- [EXERCISE DATA]:
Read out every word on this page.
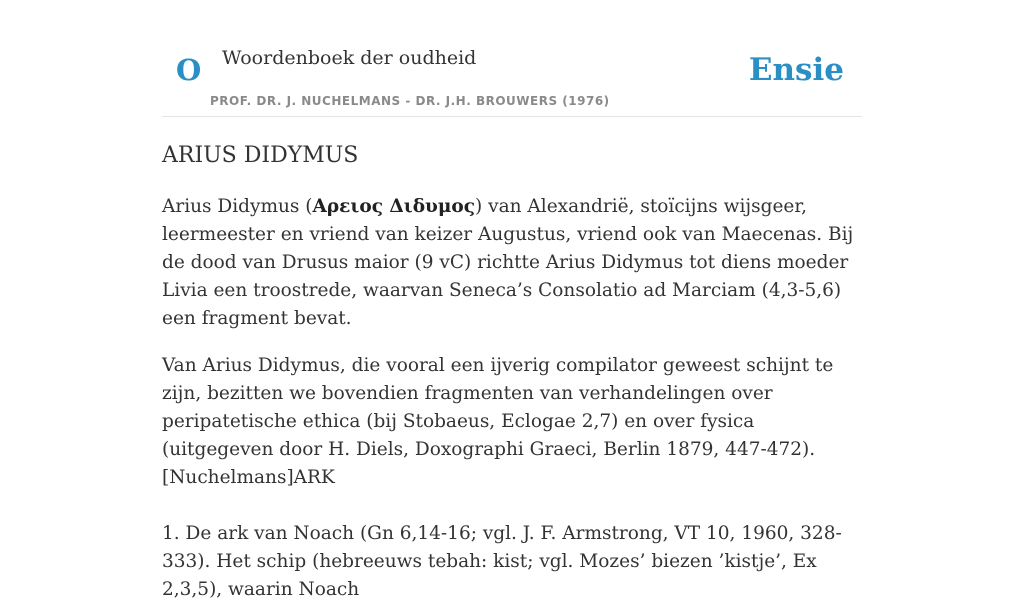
O Woordenboek der oudheid
PROF. DR. J. NUCHELMANS - DR. J.H. BROUWERS (1976)
Ensie
ARIUS DIDYMUS

Arius Didymus (Αρειος Διδυμος) van Alexandrië, stoïcijns wijsgeer, leermeester en vriend van keizer Augustus, vriend ook van Maecenas. Bij de dood van Drusus maior (9 vC) richtte Arius Didymus tot diens moeder Livia een troostrede, waarvan Seneca’s Consolatio ad Marciam (4,3-5,6) een fragment bevat.

Van Arius Didymus, die vooral een ijverig compilator geweest schijnt te zijn, bezitten we bovendien fragmenten van verhandelingen over peripatetische ethica (bij Stobaeus, Eclogae 2,7) en over fysica (uitgegeven door H. Diels, Doxographi Graeci, Berlin 1879, 447-472). [Nuchelmans]ARK

1. De ark van Noach (Gn 6,14-16; vgl. J. F. Armstrong, VT 10, 1960, 328-333). Het schip (hebreeuws tebah: kist; vgl. Mozes’ biezen ’kistje’, Ex 2,3,5), waarin Noach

- [TASK BRIEF]: Quote all of the entries word for word, omitting any pictures.

- [FULL SOLUTION]:
Read out every word on this page.
O Woordenboek der oudheid
PROF. DR. J. NUCHELMANS - DR. J.H. BROUWERS (1976)
Ensie
ARIUS DIDYMUS

Arius Didymus (Αρειος Διδυμος) van Alexandrië, stoïcijns wijsgeer, leermeester en vriend van keizer Augustus, vriend ook van Maecenas. Bij de dood van Drusus maior (9 vC) richtte Arius Didymus tot diens moeder Livia een troostrede, waarvan Seneca’s Consolatio ad Marciam (4,3-5,6) een fragment bevat.

Van Arius Didymus, die vooral een ijverig compilator geweest schijnt te zijn, bezitten we bovendien fragmenten van verhandelingen over peripatetische ethica (bij Stobaeus, Eclogae 2,7) en over fysica (uitgegeven door H. Diels, Doxographi Graeci, Berlin 1879, 447-472). [Nuchelmans]ARK

1. De ark van Noach (Gn 6,14-16; vgl. J. F. Armstrong, VT 10, 1960, 328-333). Het schip (hebreeuws tebah: kist; vgl. Mozes’ biezen ’kistje’, Ex 2,3,5), waarin Noach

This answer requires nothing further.